> Entries supplied
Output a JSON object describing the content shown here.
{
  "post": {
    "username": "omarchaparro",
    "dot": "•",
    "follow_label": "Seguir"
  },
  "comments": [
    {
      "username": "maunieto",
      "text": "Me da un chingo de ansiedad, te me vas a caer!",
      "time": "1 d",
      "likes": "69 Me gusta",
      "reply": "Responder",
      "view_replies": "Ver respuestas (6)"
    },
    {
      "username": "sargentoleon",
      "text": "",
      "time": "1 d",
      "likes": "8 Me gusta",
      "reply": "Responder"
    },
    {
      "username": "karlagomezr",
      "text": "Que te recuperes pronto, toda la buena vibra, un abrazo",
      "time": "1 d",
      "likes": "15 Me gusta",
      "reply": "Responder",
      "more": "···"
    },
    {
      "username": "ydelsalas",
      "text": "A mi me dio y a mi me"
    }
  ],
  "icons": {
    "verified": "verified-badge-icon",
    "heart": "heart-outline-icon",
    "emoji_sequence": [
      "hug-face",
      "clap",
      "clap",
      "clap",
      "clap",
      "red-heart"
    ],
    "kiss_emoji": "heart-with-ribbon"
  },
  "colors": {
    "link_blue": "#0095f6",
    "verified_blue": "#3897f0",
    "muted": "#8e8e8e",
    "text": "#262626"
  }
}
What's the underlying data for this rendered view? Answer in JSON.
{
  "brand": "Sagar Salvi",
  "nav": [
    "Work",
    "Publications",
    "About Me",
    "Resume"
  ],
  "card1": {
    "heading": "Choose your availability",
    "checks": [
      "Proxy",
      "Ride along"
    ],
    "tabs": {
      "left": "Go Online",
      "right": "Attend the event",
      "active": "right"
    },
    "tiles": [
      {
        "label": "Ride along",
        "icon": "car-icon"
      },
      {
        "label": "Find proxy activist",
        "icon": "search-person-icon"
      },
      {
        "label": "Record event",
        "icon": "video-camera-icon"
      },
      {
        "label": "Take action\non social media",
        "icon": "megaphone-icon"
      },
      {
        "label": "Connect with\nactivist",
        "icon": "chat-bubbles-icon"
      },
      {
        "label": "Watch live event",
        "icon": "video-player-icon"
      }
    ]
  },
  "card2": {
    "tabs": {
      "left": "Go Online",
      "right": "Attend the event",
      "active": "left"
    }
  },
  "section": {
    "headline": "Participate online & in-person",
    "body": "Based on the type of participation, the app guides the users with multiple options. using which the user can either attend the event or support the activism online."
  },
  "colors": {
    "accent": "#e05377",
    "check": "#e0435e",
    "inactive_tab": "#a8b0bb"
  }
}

> Task description
Restate the whole listing exactly.

> Task output
Output a JSON object describing the content shown here.
{
  "post": {
    "username": "omarchaparro",
    "dot": "•",
    "follow_label": "Seguir"
  },
  "comments": [
    {
      "username": "maunieto",
      "text": "Me da un chingo de ansiedad, te me vas a caer!",
      "time": "1 d",
      "likes": "69 Me gusta",
      "reply": "Responder",
      "view_replies": "Ver respuestas (6)"
    },
    {
      "username": "sargentoleon",
      "text": "",
      "time": "1 d",
      "likes": "8 Me gusta",
      "reply": "Responder"
    },
    {
      "username": "karlagomezr",
      "text": "Que te recuperes pronto, toda la buena vibra, un abrazo",
      "time": "1 d",
      "likes": "15 Me gusta",
      "reply": "Responder",
      "more": "···"
    },
    {
      "username": "ydelsalas",
      "text": "A mi me dio y a mi me"
    }
  ],
  "icons": {
    "verified": "verified-badge-icon",
    "heart": "heart-outline-icon",
    "emoji_sequence": [
      "hug-face",
      "clap",
      "clap",
      "clap",
      "clap",
      "red-heart"
    ],
    "kiss_emoji": "heart-with-ribbon"
  },
  "colors": {
    "link_blue": "#0095f6",
    "verified_blue": "#3897f0",
    "muted": "#8e8e8e",
    "text": "#262626"
  }
}
What's the underlying data for this rendered view? Answer in JSON.
{
  "brand": "Sagar Salvi",
  "nav": [
    "Work",
    "Publications",
    "About Me",
    "Resume"
  ],
  "card1": {
    "heading": "Choose your availability",
    "checks": [
      "Proxy",
      "Ride along"
    ],
    "tabs": {
      "left": "Go Online",
      "right": "Attend the event",
      "active": "right"
    },
    "tiles": [
      {
        "label": "Ride along",
        "icon": "car-icon"
      },
      {
        "label": "Find proxy activist",
        "icon": "search-person-icon"
      },
      {
        "label": "Record event",
        "icon": "video-camera-icon"
      },
      {
        "label": "Take action\non social media",
        "icon": "megaphone-icon"
      },
      {
        "label": "Connect with\nactivist",
        "icon": "chat-bubbles-icon"
      },
      {
        "label": "Watch live event",
        "icon": "video-player-icon"
      }
    ]
  },
  "card2": {
    "tabs": {
      "left": "Go Online",
      "right": "Attend the event",
      "active": "left"
    }
  },
  "section": {
    "headline": "Participate online & in-person",
    "body": "Based on the type of participation, the app guides the users with multiple options. using which the user can either attend the event or support the activism online."
  },
  "colors": {
    "accent": "#e05377",
    "check": "#e0435e",
    "inactive_tab": "#a8b0bb"
  }
}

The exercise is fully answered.